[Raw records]
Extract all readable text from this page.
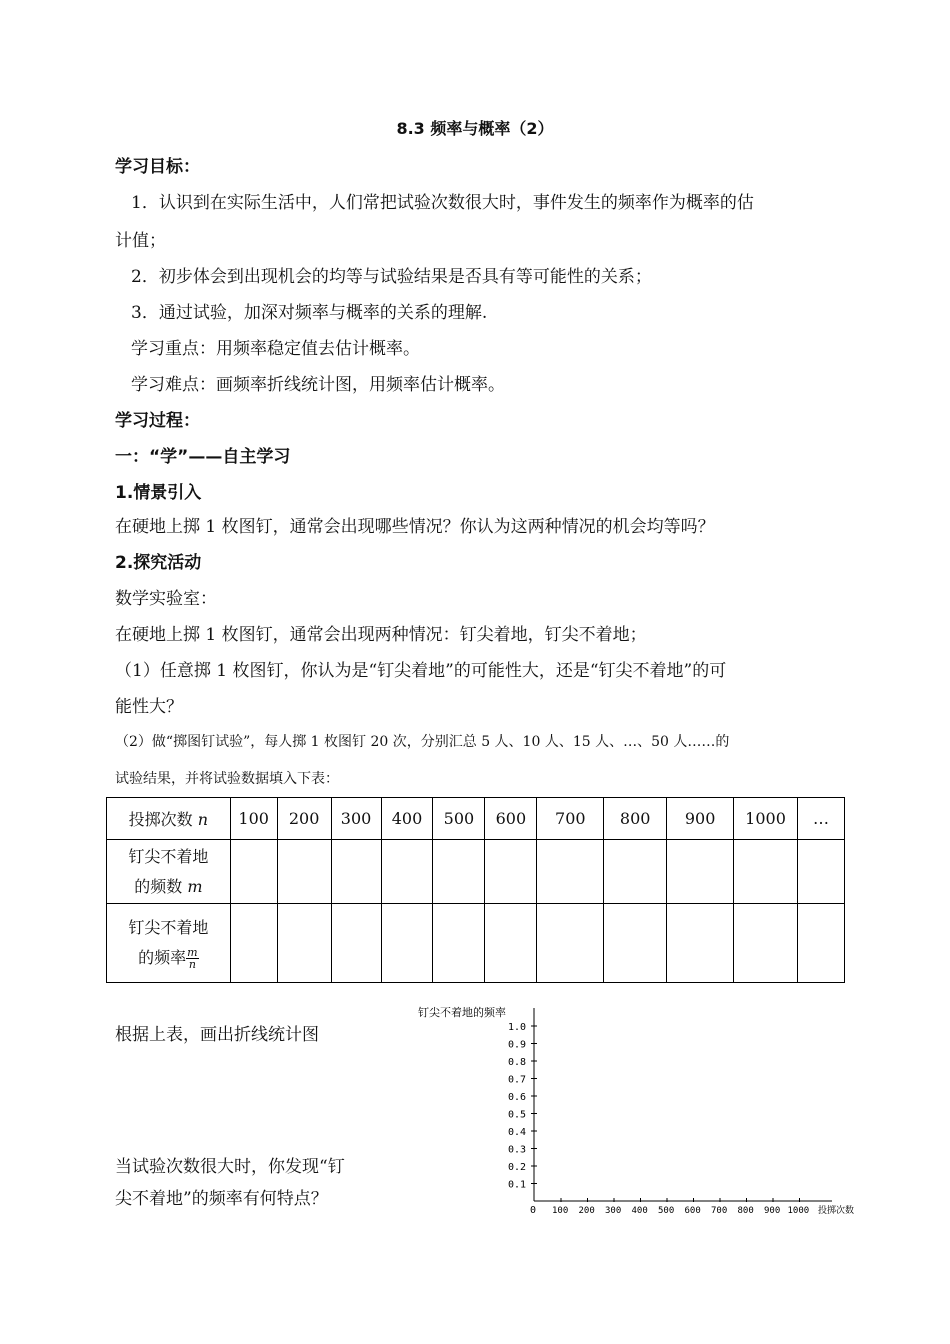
8.3 频率与概率（2）
学习目标：
1．认识到在实际生活中，人们常把试验次数很大时，事件发生的频率作为概率的估
计值；
2．初步体会到出现机会的均等与试验结果是否具有等可能性的关系；
3．通过试验，加深对频率与概率的关系的理解.
学习重点：用频率稳定值去估计概率。
学习难点：画频率折线统计图，用频率估计概率。
学习过程：
一：“学”——自主学习
1.情景引入
在硬地上掷 1 枚图钉，通常会出现哪些情况？你认为这两种情况的机会均等吗？
2.探究活动
数学实验室：
在硬地上掷 1 枚图钉，通常会出现两种情况：钉尖着地，钉尖不着地；
（1）任意掷 1 枚图钉，你认为是“钉尖着地”的可能性大，还是“钉尖不着地”的可
能性大？
（2）做“掷图钉试验”，每人掷 1 枚图钉 20 次，分别汇总 5 人、10 人、15 人、…、50 人……的
试验结果，并将试验数据填入下表：
投掷次数 n	100	200	300	400	500	600	700	800	900	1000	…

钉尖不着地
的频数 m											

钉尖不着地
的频率 $\frac{m}{n}$

根据上表，画出折线统计图
当试验次数很大时，你发现“钉
尖不着地”的频率有何特点？
钉尖不着地的频率
0	投掷次数
0.1
0.2
0.3
0.4
0.5
0.6
0.7
0.8
0.9
1.0
100 200 300 400 500 600 700 800 900 1000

[Your task]
Return every line from the records above that holds the word "投掷次数".

[Answer to the exercise]
投掷次数 n	100	200	300	400	500	600	700	800	900	1000	…
0	投掷次数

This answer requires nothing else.